[Dataset entries]
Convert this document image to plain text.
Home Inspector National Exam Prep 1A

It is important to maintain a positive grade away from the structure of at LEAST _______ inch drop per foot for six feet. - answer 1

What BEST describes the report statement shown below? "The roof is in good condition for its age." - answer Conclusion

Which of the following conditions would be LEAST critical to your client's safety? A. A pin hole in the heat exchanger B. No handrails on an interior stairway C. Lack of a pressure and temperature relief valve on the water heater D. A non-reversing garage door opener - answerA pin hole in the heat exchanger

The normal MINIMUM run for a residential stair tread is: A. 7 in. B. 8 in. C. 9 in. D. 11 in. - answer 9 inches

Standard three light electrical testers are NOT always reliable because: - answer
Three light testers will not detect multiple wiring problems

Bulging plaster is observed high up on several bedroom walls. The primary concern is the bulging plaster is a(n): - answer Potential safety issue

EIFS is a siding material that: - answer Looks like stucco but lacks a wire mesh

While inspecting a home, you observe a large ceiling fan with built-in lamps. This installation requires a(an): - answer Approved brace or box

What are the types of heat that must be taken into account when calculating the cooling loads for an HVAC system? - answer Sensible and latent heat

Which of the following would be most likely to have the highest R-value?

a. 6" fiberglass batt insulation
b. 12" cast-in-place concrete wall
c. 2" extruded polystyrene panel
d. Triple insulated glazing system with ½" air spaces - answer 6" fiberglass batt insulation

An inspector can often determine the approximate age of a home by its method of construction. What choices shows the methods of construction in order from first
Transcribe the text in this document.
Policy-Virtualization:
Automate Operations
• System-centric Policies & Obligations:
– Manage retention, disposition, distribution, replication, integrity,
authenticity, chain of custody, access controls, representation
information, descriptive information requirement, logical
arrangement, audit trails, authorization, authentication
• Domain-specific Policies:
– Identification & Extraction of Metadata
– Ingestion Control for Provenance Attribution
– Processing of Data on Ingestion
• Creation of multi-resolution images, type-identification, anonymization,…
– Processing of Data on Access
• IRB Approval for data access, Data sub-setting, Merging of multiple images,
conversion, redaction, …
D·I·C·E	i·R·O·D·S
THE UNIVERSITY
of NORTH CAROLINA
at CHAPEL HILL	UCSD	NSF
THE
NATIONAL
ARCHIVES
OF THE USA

## Task:
Go through the records and print each one exactly.

## Solution for this exercise:
Convert this document image to plain text.
Home Inspector National Exam Prep 1A

It is important to maintain a positive grade away from the structure of at LEAST _______ inch drop per foot for six feet. - answer 1

What BEST describes the report statement shown below? "The roof is in good condition for its age." - answer Conclusion

Which of the following conditions would be LEAST critical to your client's safety? A. A pin hole in the heat exchanger B. No handrails on an interior stairway C. Lack of a pressure and temperature relief valve on the water heater D. A non-reversing garage door opener - answerA pin hole in the heat exchanger

The normal MINIMUM run for a residential stair tread is: A. 7 in. B. 8 in. C. 9 in. D. 11 in. - answer 9 inches

Standard three light electrical testers are NOT always reliable because: - answer
Three light testers will not detect multiple wiring problems

Bulging plaster is observed high up on several bedroom walls. The primary concern is the bulging plaster is a(n): - answer Potential safety issue

EIFS is a siding material that: - answer Looks like stucco but lacks a wire mesh

While inspecting a home, you observe a large ceiling fan with built-in lamps. This installation requires a(an): - answer Approved brace or box

What are the types of heat that must be taken into account when calculating the cooling loads for an HVAC system? - answer Sensible and latent heat

Which of the following would be most likely to have the highest R-value?

a. 6" fiberglass batt insulation
b. 12" cast-in-place concrete wall
c. 2" extruded polystyrene panel
d. Triple insulated glazing system with ½" air spaces - answer 6" fiberglass batt insulation

An inspector can often determine the approximate age of a home by its method of construction. What choices shows the methods of construction in order from first
Transcribe the text in this document.
Policy-Virtualization:
Automate Operations
• System-centric Policies & Obligations:
– Manage retention, disposition, distribution, replication, integrity,
authenticity, chain of custody, access controls, representation
information, descriptive information requirement, logical
arrangement, audit trails, authorization, authentication
• Domain-specific Policies:
– Identification & Extraction of Metadata
– Ingestion Control for Provenance Attribution
– Processing of Data on Ingestion
• Creation of multi-resolution images, type-identification, anonymization,…
– Processing of Data on Access
• IRB Approval for data access, Data sub-setting, Merging of multiple images,
conversion, redaction, …
D·I·C·E	i·R·O·D·S
THE UNIVERSITY
of NORTH CAROLINA
at CHAPEL HILL	UCSD	NSF
THE
NATIONAL
ARCHIVES
OF THE USA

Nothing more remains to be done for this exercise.